Look for the string "screenshot" in every line, and copy each line that has it.

Start of ENTRIES SUPPLIED

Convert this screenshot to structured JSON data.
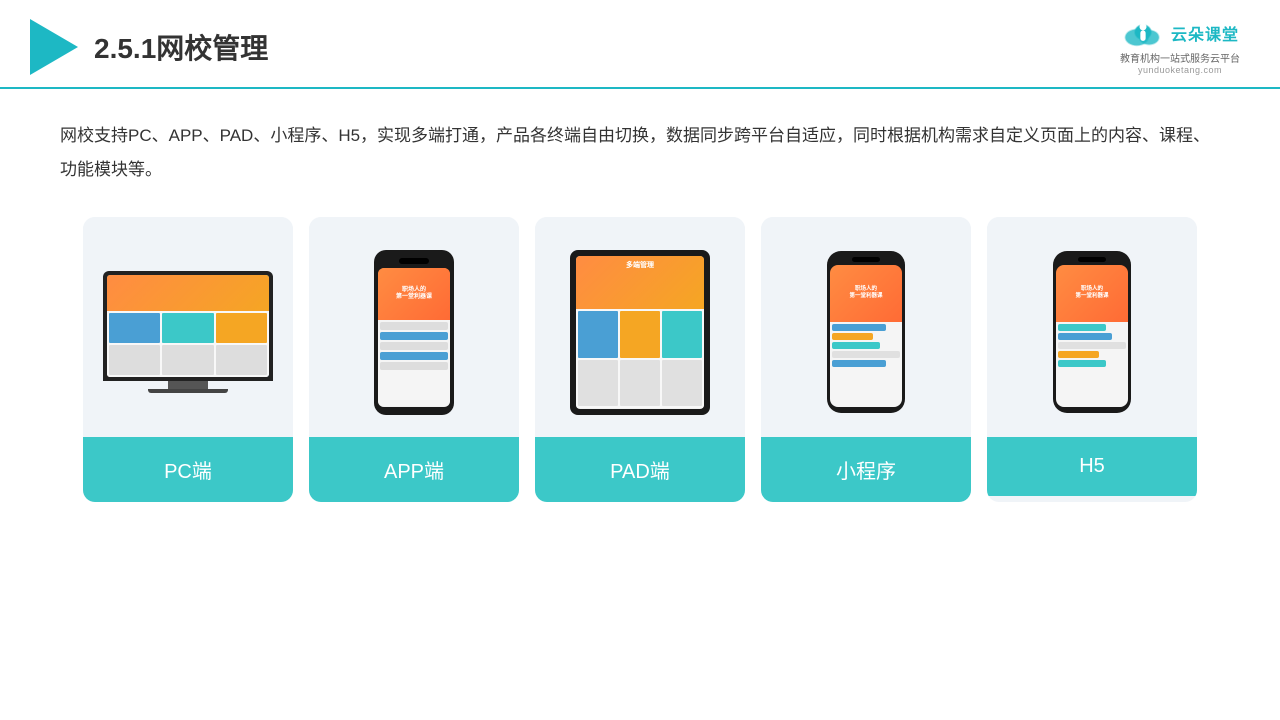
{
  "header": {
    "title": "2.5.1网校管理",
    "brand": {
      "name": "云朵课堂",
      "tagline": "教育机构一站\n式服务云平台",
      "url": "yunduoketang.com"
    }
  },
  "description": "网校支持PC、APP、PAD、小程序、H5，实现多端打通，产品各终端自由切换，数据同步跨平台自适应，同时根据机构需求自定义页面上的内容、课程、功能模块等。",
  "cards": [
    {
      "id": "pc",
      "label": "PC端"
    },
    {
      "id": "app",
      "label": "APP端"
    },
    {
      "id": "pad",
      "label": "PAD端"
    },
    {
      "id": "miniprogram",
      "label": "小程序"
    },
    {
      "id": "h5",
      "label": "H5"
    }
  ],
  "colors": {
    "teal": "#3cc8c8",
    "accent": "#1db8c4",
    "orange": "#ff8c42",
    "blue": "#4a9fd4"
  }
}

End of ENTRIES SUPPLIED
Start of ENTRIES SUPPLIED

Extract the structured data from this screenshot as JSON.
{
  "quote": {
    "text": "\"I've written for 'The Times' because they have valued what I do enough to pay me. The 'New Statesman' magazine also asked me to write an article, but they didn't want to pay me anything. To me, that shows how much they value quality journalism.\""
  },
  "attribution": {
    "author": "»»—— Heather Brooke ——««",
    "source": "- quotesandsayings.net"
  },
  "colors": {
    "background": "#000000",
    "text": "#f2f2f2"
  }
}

End of ENTRIES SUPPLIED
Start of ENTRIES SUPPLIED

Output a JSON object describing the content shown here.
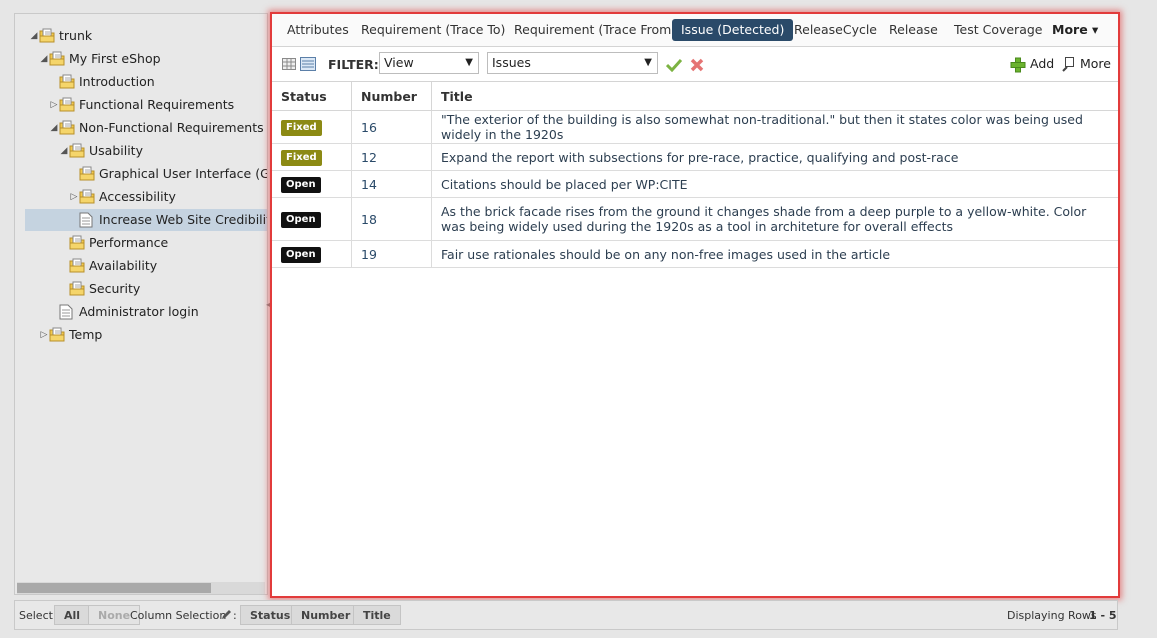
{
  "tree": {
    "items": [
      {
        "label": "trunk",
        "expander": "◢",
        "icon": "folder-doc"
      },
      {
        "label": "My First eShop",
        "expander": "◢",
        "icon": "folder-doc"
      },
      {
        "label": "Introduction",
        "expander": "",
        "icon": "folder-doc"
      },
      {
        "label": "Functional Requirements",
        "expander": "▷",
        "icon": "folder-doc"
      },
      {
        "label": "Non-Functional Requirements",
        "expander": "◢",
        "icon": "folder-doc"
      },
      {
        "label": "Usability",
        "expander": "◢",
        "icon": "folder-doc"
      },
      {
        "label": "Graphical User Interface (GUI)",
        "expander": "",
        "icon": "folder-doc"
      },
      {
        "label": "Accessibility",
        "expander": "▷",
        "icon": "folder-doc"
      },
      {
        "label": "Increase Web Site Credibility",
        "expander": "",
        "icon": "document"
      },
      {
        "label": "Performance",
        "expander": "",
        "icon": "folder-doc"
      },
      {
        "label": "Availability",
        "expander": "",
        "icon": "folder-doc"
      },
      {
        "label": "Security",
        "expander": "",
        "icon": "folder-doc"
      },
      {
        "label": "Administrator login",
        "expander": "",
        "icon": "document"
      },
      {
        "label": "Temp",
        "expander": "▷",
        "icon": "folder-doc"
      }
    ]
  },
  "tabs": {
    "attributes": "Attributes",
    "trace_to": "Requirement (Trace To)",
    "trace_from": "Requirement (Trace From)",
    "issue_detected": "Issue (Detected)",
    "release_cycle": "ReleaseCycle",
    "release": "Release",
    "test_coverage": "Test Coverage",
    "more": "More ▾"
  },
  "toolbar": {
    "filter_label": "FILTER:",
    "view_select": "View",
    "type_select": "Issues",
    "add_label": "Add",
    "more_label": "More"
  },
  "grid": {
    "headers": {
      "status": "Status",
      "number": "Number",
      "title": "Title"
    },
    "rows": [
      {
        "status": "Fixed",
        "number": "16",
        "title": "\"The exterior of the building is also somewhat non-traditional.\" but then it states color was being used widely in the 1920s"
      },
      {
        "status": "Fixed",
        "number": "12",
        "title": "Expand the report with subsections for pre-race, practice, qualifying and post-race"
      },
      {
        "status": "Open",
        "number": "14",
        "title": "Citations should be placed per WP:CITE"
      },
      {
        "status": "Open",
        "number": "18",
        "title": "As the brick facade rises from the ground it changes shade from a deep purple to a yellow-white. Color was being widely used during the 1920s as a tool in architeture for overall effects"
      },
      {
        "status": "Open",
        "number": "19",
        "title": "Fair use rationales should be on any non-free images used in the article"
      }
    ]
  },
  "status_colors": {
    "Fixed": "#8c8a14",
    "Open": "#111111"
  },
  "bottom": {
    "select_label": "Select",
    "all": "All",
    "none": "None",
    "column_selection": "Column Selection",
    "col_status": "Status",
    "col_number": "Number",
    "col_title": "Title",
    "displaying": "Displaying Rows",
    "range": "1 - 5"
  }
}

End of ENTRIES SUPPLIED

> [RESULT OF THE TASK]
Convert this screenshot to structured JSON data.
Extract the structured data from this screenshot as JSON.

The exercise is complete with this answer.